WHAT TO PRODUCE >>
Please retype the records below exactly, leaving out any pictures.

╭─ RECORDS TO USE

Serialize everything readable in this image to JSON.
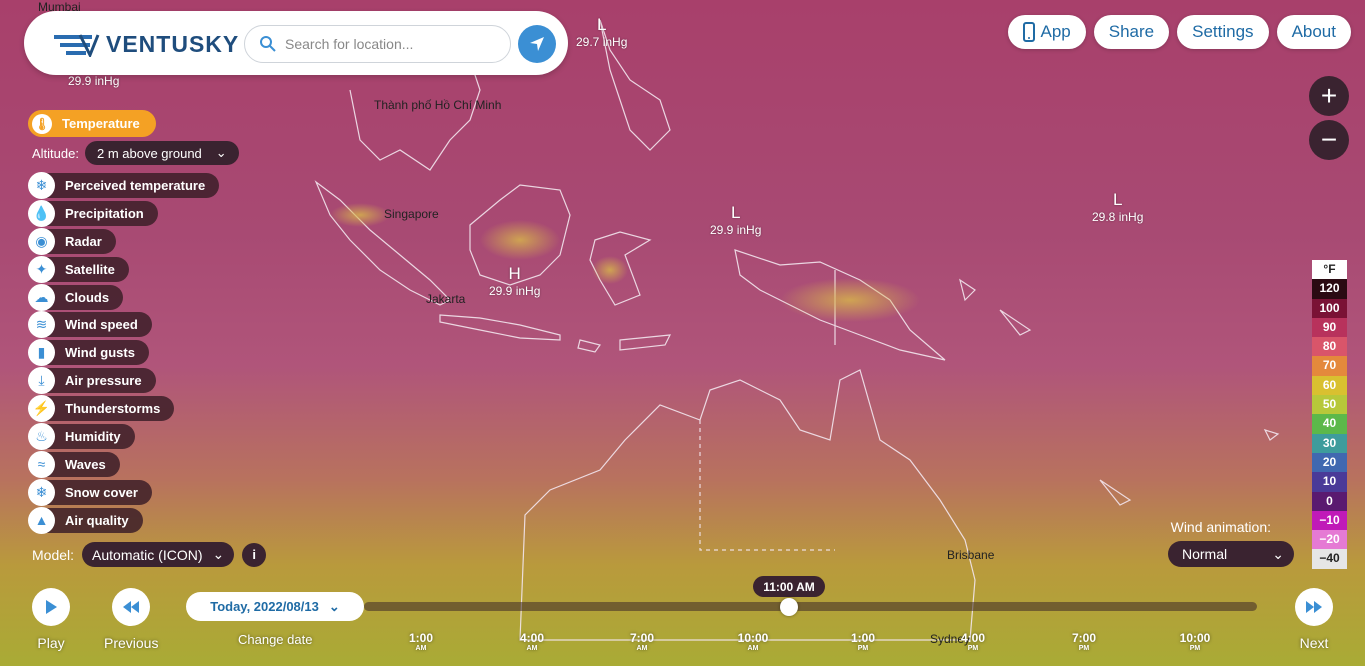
{
  "header": {
    "logo_text": "VENTUSKY",
    "search_placeholder": "Search for location...",
    "nav": [
      {
        "label": "App",
        "icon": "phone-icon"
      },
      {
        "label": "Share"
      },
      {
        "label": "Settings"
      },
      {
        "label": "About"
      }
    ]
  },
  "zoom": {
    "in": "+",
    "out": "−"
  },
  "map": {
    "cities": [
      "Mumbai",
      "Thành phố Hồ Chí Minh",
      "Singapore",
      "Jakarta",
      "Brisbane",
      "Sydney"
    ],
    "pressure_systems": [
      {
        "letter": "L",
        "value": "29.7 inHg"
      },
      {
        "letter": "",
        "value": "29.9 inHg"
      },
      {
        "letter": "L",
        "value": "29.9 inHg"
      },
      {
        "letter": "L",
        "value": "29.8 inHg"
      },
      {
        "letter": "H",
        "value": "29.9 inHg"
      }
    ]
  },
  "sidebar": {
    "active_layer": "Temperature",
    "altitude_label": "Altitude:",
    "altitude_value": "2 m above ground",
    "layers": [
      "Perceived temperature",
      "Precipitation",
      "Radar",
      "Satellite",
      "Clouds",
      "Wind speed",
      "Wind gusts",
      "Air pressure",
      "Thunderstorms",
      "Humidity",
      "Waves",
      "Snow cover",
      "Air quality"
    ],
    "model_label": "Model:",
    "model_value": "Automatic (ICON)",
    "info_icon": "i"
  },
  "legend": {
    "unit": "°F",
    "values": [
      "120",
      "100",
      "90",
      "80",
      "70",
      "60",
      "50",
      "40",
      "30",
      "20",
      "10",
      "0",
      "−10",
      "−20",
      "−40"
    ],
    "colors": [
      "#2a0a12",
      "#7a1235",
      "#b8325c",
      "#d9556a",
      "#e4893c",
      "#d9c030",
      "#b7c83a",
      "#5cb84a",
      "#3e9c9c",
      "#4068b0",
      "#4a3a98",
      "#5a1a70",
      "#c01ab8",
      "#e57ad4",
      "#e6e6e6"
    ]
  },
  "wind_animation": {
    "label": "Wind animation:",
    "value": "Normal"
  },
  "timeline": {
    "play": "Play",
    "previous": "Previous",
    "next": "Next",
    "date": "Today, 2022/08/13",
    "change_date": "Change date",
    "current_time": "11:00 AM",
    "progress": 0.475,
    "ticks": [
      {
        "time": "1:00",
        "ampm": "AM"
      },
      {
        "time": "4:00",
        "ampm": "AM"
      },
      {
        "time": "7:00",
        "ampm": "AM"
      },
      {
        "time": "10:00",
        "ampm": "AM"
      },
      {
        "time": "1:00",
        "ampm": "PM"
      },
      {
        "time": "4:00",
        "ampm": "PM"
      },
      {
        "time": "7:00",
        "ampm": "PM"
      },
      {
        "time": "10:00",
        "ampm": "PM"
      }
    ]
  }
}
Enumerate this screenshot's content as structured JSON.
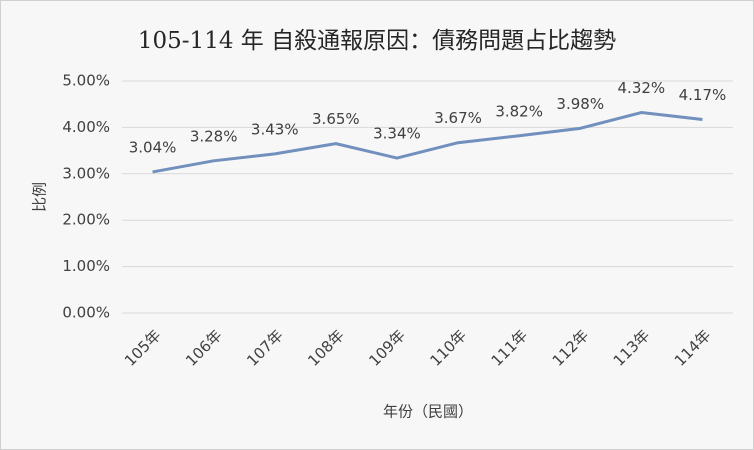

╰─

OUTPUT >>
Serialize everything readable in this image to JSON.
{
  "header": {
    "logo_text": "VENTUSKY",
    "search_placeholder": "Search for location...",
    "nav": [
      {
        "label": "App",
        "icon": "phone-icon"
      },
      {
        "label": "Share"
      },
      {
        "label": "Settings"
      },
      {
        "label": "About"
      }
    ]
  },
  "zoom": {
    "in": "+",
    "out": "−"
  },
  "map": {
    "cities": [
      "Mumbai",
      "Thành phố Hồ Chí Minh",
      "Singapore",
      "Jakarta",
      "Brisbane",
      "Sydney"
    ],
    "pressure_systems": [
      {
        "letter": "L",
        "value": "29.7 inHg"
      },
      {
        "letter": "",
        "value": "29.9 inHg"
      },
      {
        "letter": "L",
        "value": "29.9 inHg"
      },
      {
        "letter": "L",
        "value": "29.8 inHg"
      },
      {
        "letter": "H",
        "value": "29.9 inHg"
      }
    ]
  },
  "sidebar": {
    "active_layer": "Temperature",
    "altitude_label": "Altitude:",
    "altitude_value": "2 m above ground",
    "layers": [
      "Perceived temperature",
      "Precipitation",
      "Radar",
      "Satellite",
      "Clouds",
      "Wind speed",
      "Wind gusts",
      "Air pressure",
      "Thunderstorms",
      "Humidity",
      "Waves",
      "Snow cover",
      "Air quality"
    ],
    "model_label": "Model:",
    "model_value": "Automatic (ICON)",
    "info_icon": "i"
  },
  "legend": {
    "unit": "°F",
    "values": [
      "120",
      "100",
      "90",
      "80",
      "70",
      "60",
      "50",
      "40",
      "30",
      "20",
      "10",
      "0",
      "−10",
      "−20",
      "−40"
    ],
    "colors": [
      "#2a0a12",
      "#7a1235",
      "#b8325c",
      "#d9556a",
      "#e4893c",
      "#d9c030",
      "#b7c83a",
      "#5cb84a",
      "#3e9c9c",
      "#4068b0",
      "#4a3a98",
      "#5a1a70",
      "#c01ab8",
      "#e57ad4",
      "#e6e6e6"
    ]
  },
  "wind_animation": {
    "label": "Wind animation:",
    "value": "Normal"
  },
  "timeline": {
    "play": "Play",
    "previous": "Previous",
    "next": "Next",
    "date": "Today, 2022/08/13",
    "change_date": "Change date",
    "current_time": "11:00 AM",
    "progress": 0.475,
    "ticks": [
      {
        "time": "1:00",
        "ampm": "AM"
      },
      {
        "time": "4:00",
        "ampm": "AM"
      },
      {
        "time": "7:00",
        "ampm": "AM"
      },
      {
        "time": "10:00",
        "ampm": "AM"
      },
      {
        "time": "1:00",
        "ampm": "PM"
      },
      {
        "time": "4:00",
        "ampm": "PM"
      },
      {
        "time": "7:00",
        "ampm": "PM"
      },
      {
        "time": "10:00",
        "ampm": "PM"
      }
    ]
  }
}
Enumerate this screenshot's content as structured JSON.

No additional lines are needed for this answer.